→ Task instructions:
Check every line of the entries for "kintra", and copy the lines that hold it.

→ Rows:

################

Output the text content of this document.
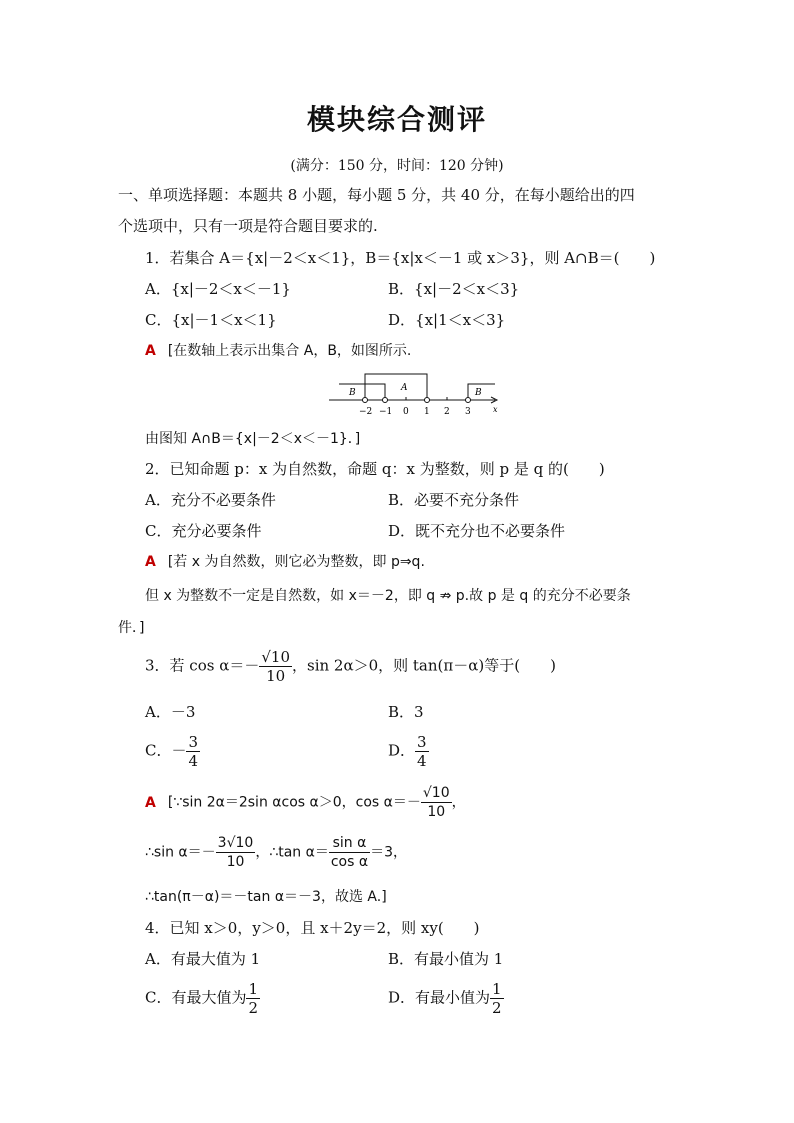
模块综合测评
(满分：150 分，时间：120 分钟)
一、单项选择题：本题共 8 小题，每小题 5 分，共 40 分，在每小题给出的四
个选项中，只有一项是符合题目要求的.
1．若集合 A＝{x|－2＜x＜1}，B＝{x|x＜－1 或 x＞3}，则 A∩B＝(　　)
A．{x|－2＜x＜－1}	B．{x|－2＜x＜3}
C．{x|－1＜x＜1}	D．{x|1＜x＜3}
A [在数轴上表示出集合 A，B，如图所示.
B	A	B
x
−2 −1 0 1 2 3
由图知 A∩B＝{x|－2＜x＜－1}．]
2．已知命题 p：x 为自然数，命题 q：x 为整数，则 p 是 q 的(　　)
A．充分不必要条件	B．必要不充分条件
C．充分必要条件	D．既不充分也不必要条件
A [若 x 为自然数，则它必为整数，即 p⇒q.
但 x 为整数不一定是自然数，如 x＝－2，即 q ⇏ p.故 p 是 q 的充分不必要条
件．]
3．若 $\cos \alpha=- \frac{√10}{10}$ ，sin 2α＞0，则 tan(π－α)等于(　　)
A．－3	B．3
C．－ $\frac{3}{4}$	D． $\frac{3}{4}$
A [∵sin 2α＝2sin αcos α＞0，$\cos \alpha=- \frac{√10}{10}$ ，
∴sin $\alpha=- \frac{3√10}{10}$ ，∴tan $\alpha= \frac{\text{sin α}}{\text{cos α}} =3$，
∴tan(π－α)＝－tan α＝－3，故选 A.]
4．已知 x＞0，y＞0，且 x＋2y＝2，则 xy(　　)
A．有最大值为 1	B．有最小值为 1
C．有最大值为 $\frac{1}{2}$	D．有最小值为 $\frac{1}{2}$
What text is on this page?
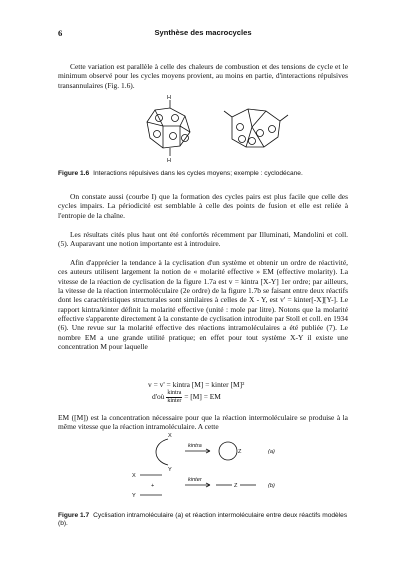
6	Synthèse des macrocycles

Cette variation est parallèle à celle des chaleurs de combustion et des tensions de cycle et le minimum observé pour les cycles moyens provient, au moins en partie, d'interactions répulsives transannulaires (Fig. 1.6).

H
H
Figure 1.6 Interactions répulsives dans les cycles moyens; exemple : cyclodécane.

On constate aussi (courbe I) que la formation des cycles pairs est plus facile que celle des cycles impairs. La périodicité est semblable à celle des points de fusion et elle est reliée à l'entropie de la chaîne.

Les résultats cités plus haut ont été confortés récemment par Illuminati, Mandolini et coll. (5). Auparavant une notion importante est à introduire.

Afin d'apprécier la tendance à la cyclisation d'un système et obtenir un ordre de réactivité, ces auteurs utilisent largement la notion de « molarité effective » EM (effective molarity). La vitesse de la réaction de cyclisation de la figure 1.7a est v = kintra [X-Y] 1er ordre; par ailleurs, la vitesse de la réaction intermoléculaire (2e ordre) de la figure 1.7b se faisant entre deux réactifs dont les caractéristiques structurales sont similaires à celles de X - Y, est v' = kinter[-X][Y-]. Le rapport kintra/kinter définit la molarité effective (unité : mole par litre). Notons que la molarité effective s'apparente directement à la constante de cyclisation introduite par Stoll et coll. en 1934 (6). Une revue sur la molarité effective des réactions intramoléculaires a été publiée (7). Le nombre EM a une grande utilité pratique; en effet pour tout système X-Y il existe une concentration M pour laquelle

v = v' = kintra [M] = kinter [M]²
d'où $\frac{\text{kintra}}{\text{kinter}} = [M]$ = EM

EM ([M]) est la concentration nécessaire pour que la réaction intermoléculaire se produise à la même vitesse que la réaction intramoléculaire. A cette

X
Y
Z
kintra
(a)
X
Y
+
kinter
Z	(b)
Figure 1.7 Cyclisation intramoléculaire (a) et réaction intermoléculaire entre deux réactifs modèles (b).
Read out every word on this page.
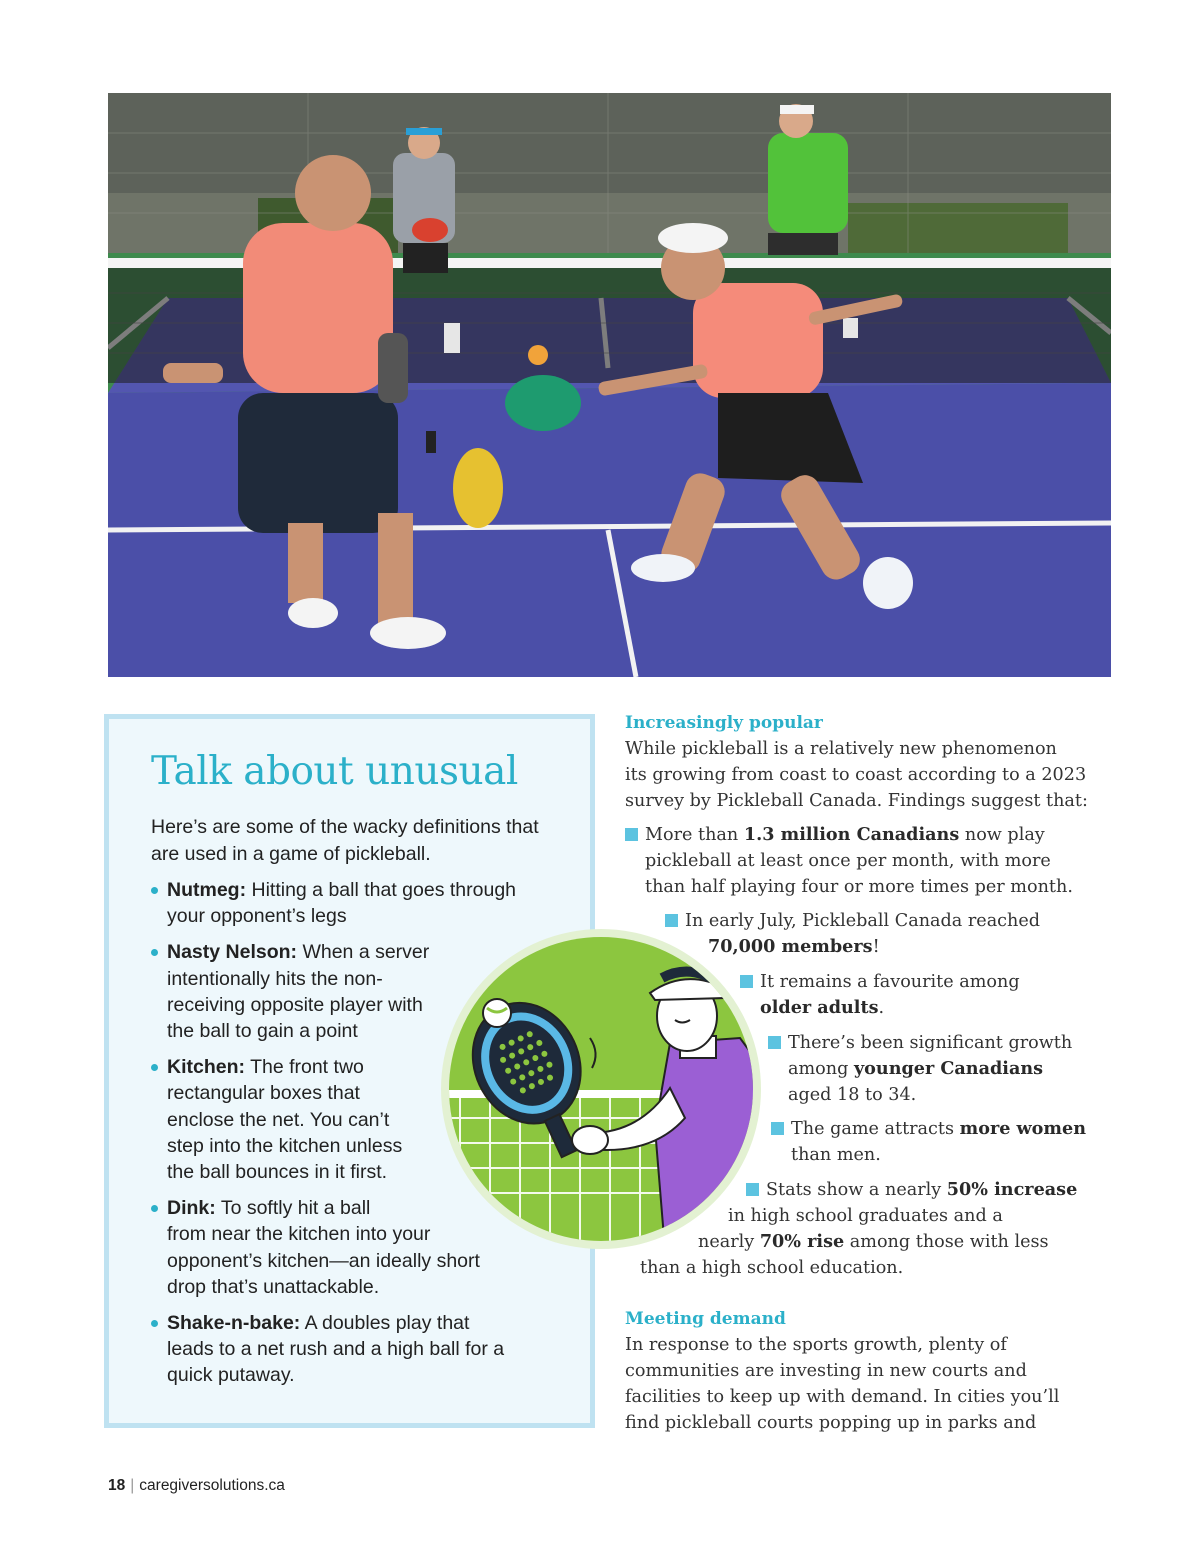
Talk about unusual

Here’s are some of the wacky definitions that are used in a game of pickleball.

Nutmeg: Hitting a ball that goes through
your opponent’s legs
Nasty Nelson: When a server
intentionally hits the non-
receiving opposite player with
the ball to gain a point
Kitchen: The front two
rectangular boxes that
enclose the net. You can’t
step into the kitchen unless
the ball bounces in it first.
Dink: To softly hit a ball
from near the kitchen into your
opponent’s kitchen—an ideally short
drop that’s unattackable.
Shake-n-bake: A doubles play that
leads to a net rush and a high ball for a
quick putaway.
Increasingly popular

While pickleball is a relatively new phenomenon
its growing from coast to coast according to a 2023
survey by Pickleball Canada. Findings suggest that:

More than 1.3 million Canadians now play
pickleball at least once per month, with more
than half playing four or more times per month.

In early July, Pickleball Canada reached
70,000 members!

It remains a favourite among
older adults.

There’s been significant growth
among younger Canadians
aged 18 to 34.

The game attracts more women
than men.

Stats show a nearly 50% increase
in high school graduates and a
nearly 70% rise among those with less
than a high school education.

Meeting demand

In response to the sports growth, plenty of
communities are investing in new courts and
facilities to keep up with demand. In cities you’ll
find pickleball courts popping up in parks and

18 | caregiversolutions.ca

################

→ Worked answer:
Afin d'apprécier la tendance à la cyclisation d'un système et obtenir un ordre de réactivité, ces auteurs utilisent largement la notion de « molarité effective » EM (effective molarity). La vitesse de la réaction de cyclisation de la figure 1.7a est v = kintra [X-Y] 1er ordre; par ailleurs, la vitesse de la réaction intermoléculaire (2e ordre) de la figure 1.7b se faisant entre deux réactifs dont les caractéristiques structurales sont similaires à celles de X - Y, est v' = kinter[-X][Y-]. Le rapport kintra/kinter définit la molarité effective (unité : mole par litre). Notons que la molarité effective s'apparente directement à la constante de cyclisation introduite par Stoll et coll. en 1934 (6). Une revue sur la molarité effective des réactions intramoléculaires a été publiée (7). Le nombre EM a une grande utilité pratique; en effet pour tout système X-Y il existe une concentration M pour laquelle
v = v' = kintra [M] = kinter [M]²
d'où $\frac{\text{kintra}}{\text{kinter}} = [M]$ = EM
kintra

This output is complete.